━━ INFORMATION SUPPLIED ━━

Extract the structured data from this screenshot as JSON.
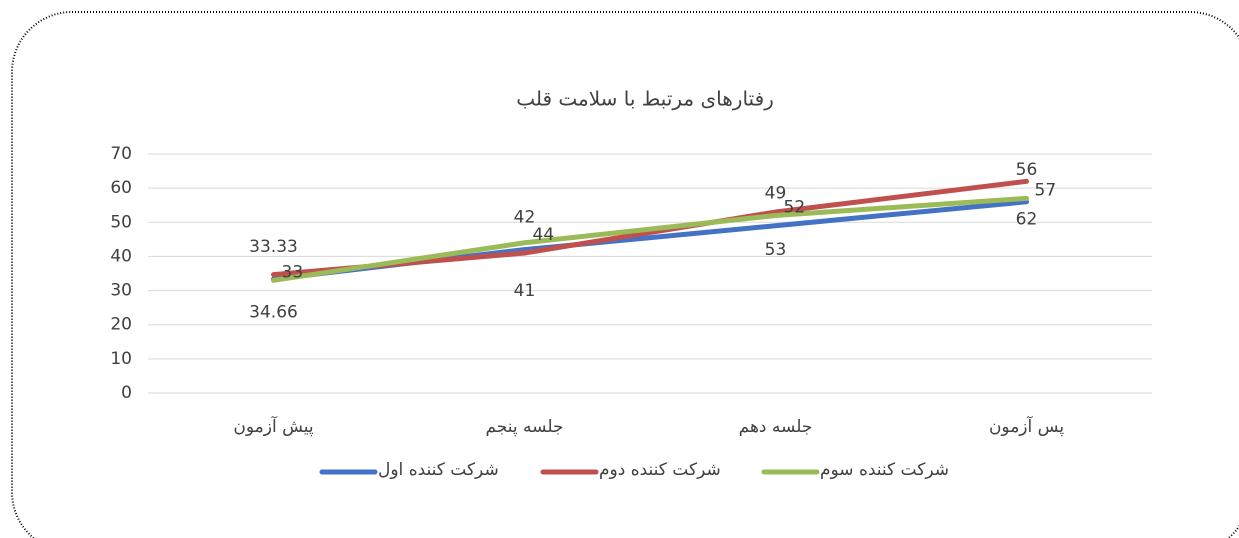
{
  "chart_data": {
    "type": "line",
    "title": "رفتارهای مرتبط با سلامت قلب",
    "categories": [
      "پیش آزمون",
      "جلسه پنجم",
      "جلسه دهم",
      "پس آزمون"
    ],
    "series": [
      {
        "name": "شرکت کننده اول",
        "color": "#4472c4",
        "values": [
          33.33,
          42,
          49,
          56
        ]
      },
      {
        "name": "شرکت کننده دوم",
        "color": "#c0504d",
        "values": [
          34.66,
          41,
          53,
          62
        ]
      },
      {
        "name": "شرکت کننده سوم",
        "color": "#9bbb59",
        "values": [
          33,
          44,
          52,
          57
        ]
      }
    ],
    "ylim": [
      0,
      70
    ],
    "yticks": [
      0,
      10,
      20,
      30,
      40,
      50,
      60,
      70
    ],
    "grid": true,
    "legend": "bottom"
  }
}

━━━

### EXERCISE AIM
Without the pictures, copy the material exactly as given.

### SOLVED EXERCISE
Extract the structured data from this screenshot as JSON.
{
  "chart_data": {
    "type": "line",
    "title": "رفتارهای مرتبط با سلامت قلب",
    "categories": [
      "پیش آزمون",
      "جلسه پنجم",
      "جلسه دهم",
      "پس آزمون"
    ],
    "series": [
      {
        "name": "شرکت کننده اول",
        "color": "#4472c4",
        "values": [
          33.33,
          42,
          49,
          56
        ]
      },
      {
        "name": "شرکت کننده دوم",
        "color": "#c0504d",
        "values": [
          34.66,
          41,
          53,
          62
        ]
      },
      {
        "name": "شرکت کننده سوم",
        "color": "#9bbb59",
        "values": [
          33,
          44,
          52,
          57
        ]
      }
    ],
    "ylim": [
      0,
      70
    ],
    "yticks": [
      0,
      10,
      20,
      30,
      40,
      50,
      60,
      70
    ],
    "grid": true,
    "legend": "bottom"
  }
}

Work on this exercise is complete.